■ Provided records:
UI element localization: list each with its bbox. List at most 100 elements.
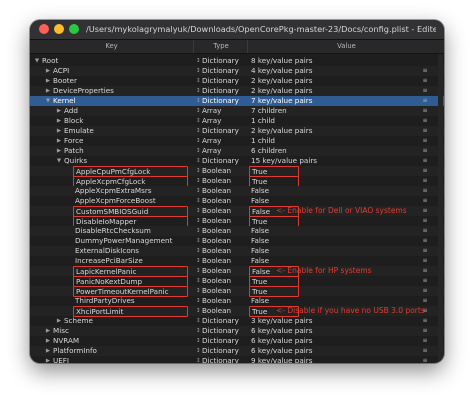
- row-menu-icon[interactable]: ≡: [422, 276, 428, 286]
- outline-row[interactable]: ThirdPartyDrives ↕ Boolean False ≡: [30, 296, 444, 306]
- disclosure-collapsed-icon[interactable]: ▶: [45, 86, 51, 96]
- row-menu-icon[interactable]: ≡: [422, 76, 428, 86]
- key-cell[interactable]: Patch: [64, 146, 194, 156]
- key-cell[interactable]: Scheme: [64, 316, 194, 326]
- disclosure-collapsed-icon[interactable]: ▶: [45, 326, 51, 336]
- row-menu-icon[interactable]: ≡: [422, 346, 428, 356]
- row-menu-icon[interactable]: ≡: [422, 316, 428, 326]
- key-cell[interactable]: PanicNoKextDump: [73, 276, 194, 287]
- row-menu-icon[interactable]: ≡: [422, 126, 428, 136]
- row-menu-icon[interactable]: ≡: [422, 146, 428, 156]
- row-menu-icon[interactable]: ≡: [422, 336, 428, 346]
- key-cell[interactable]: Add: [64, 106, 194, 116]
- row-menu-icon[interactable]: ≡: [422, 66, 428, 76]
- key-cell[interactable]: DisableIoMapper: [73, 216, 194, 227]
- zoom-window-button[interactable]: [69, 24, 79, 34]
- disclosure-expanded-icon[interactable]: ▼: [34, 56, 40, 66]
- row-menu-icon[interactable]: ≡: [422, 216, 428, 226]
- row-menu-icon[interactable]: ≡: [422, 186, 428, 196]
- disclosure-expanded-icon[interactable]: ▼: [56, 156, 62, 166]
- row-menu-icon[interactable]: ≡: [422, 256, 428, 266]
- row-menu-icon[interactable]: ≡: [422, 206, 428, 216]
- row-menu-icon[interactable]: ≡: [422, 326, 428, 336]
- row-menu-icon[interactable]: ≡: [422, 96, 428, 106]
- disclosure-collapsed-icon[interactable]: ▶: [45, 346, 51, 356]
- key-cell[interactable]: AppleXcpmExtraMsrs: [75, 186, 194, 196]
- key-cell[interactable]: AppleXcpmCfgLock: [73, 176, 194, 187]
- outline-row[interactable]: IncreasePciBarSize ↕ Boolean False ≡: [30, 256, 444, 266]
- value-column-header[interactable]: Value: [247, 40, 444, 53]
- row-menu-icon[interactable]: ≡: [422, 236, 428, 246]
- key-cell[interactable]: PlatformInfo: [53, 346, 194, 356]
- vertical-scrollbar[interactable]: [438, 54, 443, 363]
- key-cell[interactable]: LapicKernelPanic: [73, 266, 194, 277]
- outline-row[interactable]: ▼ Root ↕ Dictionary 8 key/value pairs: [30, 56, 444, 66]
- key-cell[interactable]: ExternalDiskIcons: [75, 246, 194, 256]
- outline-row[interactable]: PanicNoKextDump ↕ Boolean True ≡: [30, 276, 444, 287]
- outline-row[interactable]: ▶ Block ↕ Array 1 child ≡: [30, 116, 444, 126]
- disclosure-collapsed-icon[interactable]: ▶: [56, 316, 62, 326]
- outline-row[interactable]: AppleXcpmExtraMsrs ↕ Boolean False ≡: [30, 186, 444, 196]
- row-menu-icon[interactable]: ≡: [422, 356, 428, 363]
- row-menu-icon[interactable]: ≡: [422, 86, 428, 96]
- disclosure-expanded-icon[interactable]: ▼: [45, 96, 51, 106]
- key-column-header[interactable]: Key: [30, 40, 193, 53]
- row-menu-icon[interactable]: ≡: [422, 266, 428, 276]
- outline-row[interactable]: ▶ Force ↕ Array 1 child ≡: [30, 136, 444, 146]
- key-cell[interactable]: Misc: [53, 326, 194, 336]
- outline-row[interactable]: AppleCpuPmCfgLock ↕ Boolean True ≡: [30, 166, 444, 177]
- outline-row[interactable]: ▶ DeviceProperties ↕ Dictionary 2 key/value …: [30, 86, 444, 96]
- row-menu-icon[interactable]: ≡: [422, 286, 428, 296]
- outline-row[interactable]: DisableIoMapper ↕ Boolean True ≡: [30, 216, 444, 227]
- key-cell[interactable]: ACPI: [53, 66, 194, 76]
- row-menu-icon[interactable]: ≡: [422, 176, 428, 186]
- key-cell[interactable]: Quirks: [64, 156, 194, 166]
- row-menu-icon[interactable]: ≡: [422, 196, 428, 206]
- key-cell[interactable]: Root: [42, 56, 194, 66]
- row-menu-icon[interactable]: ≡: [422, 246, 428, 256]
- key-cell[interactable]: DisableRtcChecksum: [75, 226, 194, 236]
- outline-row[interactable]: ▼ Quirks ↕ Dictionary 15 key/value pairs ≡: [30, 156, 444, 166]
- disclosure-collapsed-icon[interactable]: ▶: [45, 356, 51, 363]
- row-menu-icon[interactable]: ≡: [422, 156, 428, 166]
- key-cell[interactable]: XhciPortLimit: [73, 306, 194, 317]
- key-cell[interactable]: PowerTimeoutKernelPanic: [73, 286, 194, 297]
- outline-row[interactable]: ▶ Add ↕ Array 7 children ≡: [30, 106, 444, 116]
- close-window-button[interactable]: [39, 24, 49, 34]
- outline-row[interactable]: AppleXcpmForceBoost ↕ Boolean False ≡: [30, 196, 444, 206]
- row-menu-icon[interactable]: ≡: [422, 106, 428, 116]
- outline-row[interactable]: ▶ Misc ↕ Dictionary 6 key/value pairs ≡: [30, 326, 444, 336]
- outline-row[interactable]: ▼ Kernel ↕ Dictionary 7 key/value pairs ≡: [30, 96, 444, 106]
- outline-row[interactable]: ▶ PlatformInfo ↕ Dictionary 6 key/value pair…: [30, 346, 444, 356]
- disclosure-collapsed-icon[interactable]: ▶: [56, 106, 62, 116]
- row-menu-icon[interactable]: ≡: [422, 226, 428, 236]
- key-cell[interactable]: Force: [64, 136, 194, 146]
- key-cell[interactable]: Booter: [53, 76, 194, 86]
- key-cell[interactable]: Emulate: [64, 126, 194, 136]
- key-cell[interactable]: AppleXcpmForceBoost: [75, 196, 194, 206]
- row-menu-icon[interactable]: ≡: [422, 296, 428, 306]
- key-cell[interactable]: AppleCpuPmCfgLock: [73, 166, 194, 177]
- outline-row[interactable]: LapicKernelPanic ↕ Boolean False ≡: [30, 266, 444, 277]
- row-menu-icon[interactable]: ≡: [422, 136, 428, 146]
- key-cell[interactable]: IncreasePciBarSize: [75, 256, 194, 266]
- outline-row[interactable]: ▶ Patch ↕ Array 6 children ≡: [30, 146, 444, 156]
- disclosure-collapsed-icon[interactable]: ▶: [45, 336, 51, 346]
- outline-row[interactable]: AppleXcpmCfgLock ↕ Boolean True ≡: [30, 176, 444, 187]
- outline-row[interactable]: ▶ UEFI ↕ Dictionary 9 key/value pairs ≡: [30, 356, 444, 363]
- key-cell[interactable]: DummyPowerManagement: [75, 236, 194, 246]
- key-cell[interactable]: NVRAM: [53, 336, 194, 346]
- outline-row[interactable]: ▶ NVRAM ↕ Dictionary 6 key/value pairs ≡: [30, 336, 444, 346]
- key-cell[interactable]: Kernel: [53, 96, 194, 106]
- key-cell[interactable]: ThirdPartyDrives: [75, 296, 194, 306]
- row-menu-icon[interactable]: ≡: [422, 116, 428, 126]
- disclosure-collapsed-icon[interactable]: ▶: [56, 146, 62, 156]
- row-menu-icon[interactable]: ≡: [422, 166, 428, 176]
- disclosure-collapsed-icon[interactable]: ▶: [45, 76, 51, 86]
- key-cell[interactable]: DeviceProperties: [53, 86, 194, 96]
- outline-row[interactable]: ▶ Booter ↕ Dictionary 2 key/value pairs ≡: [30, 76, 444, 86]
- outline-row[interactable]: DisableRtcChecksum ↕ Boolean False ≡: [30, 226, 444, 236]
- key-cell[interactable]: Block: [64, 116, 194, 126]
- outline-row[interactable]: PowerTimeoutKernelPanic ↕ Boolean True ≡: [30, 286, 444, 297]
- outline-row[interactable]: DummyPowerManagement ↕ Boolean False ≡: [30, 236, 444, 246]
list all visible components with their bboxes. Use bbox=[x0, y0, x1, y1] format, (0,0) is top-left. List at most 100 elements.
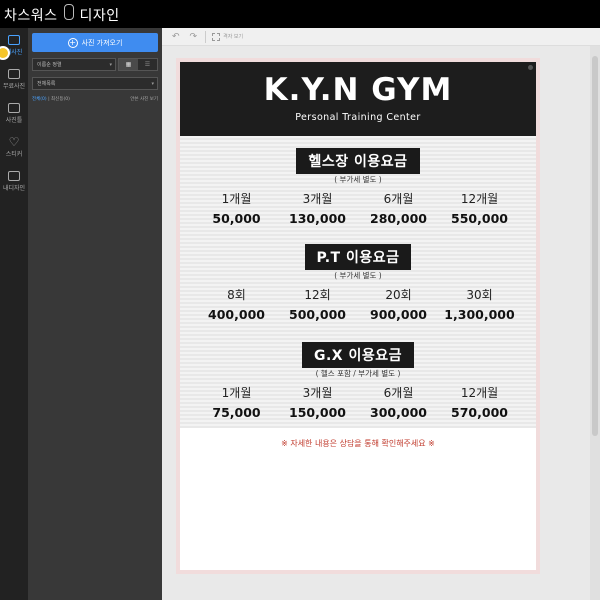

■ Brief:
Can you update everything from the line containing "- row-menu-icon[interactable]: ≡: [422, 276, 428, 286]" down to the line containing "- key-cell[interactable]: Patch: [64, 146, 194, 156]" by replacing "False" with "True", leaving the rest of the data unchanged and returning only those lines?

■ Exercise solution:
- row-menu-icon[interactable]: ≡: [422, 276, 428, 286]
- outline-row[interactable]: ThirdPartyDrives ↕ Boolean True ≡: [30, 296, 444, 306]
- disclosure-collapsed-icon[interactable]: ▶: [45, 86, 51, 96]
- row-menu-icon[interactable]: ≡: [422, 76, 428, 86]
- key-cell[interactable]: Patch: [64, 146, 194, 156]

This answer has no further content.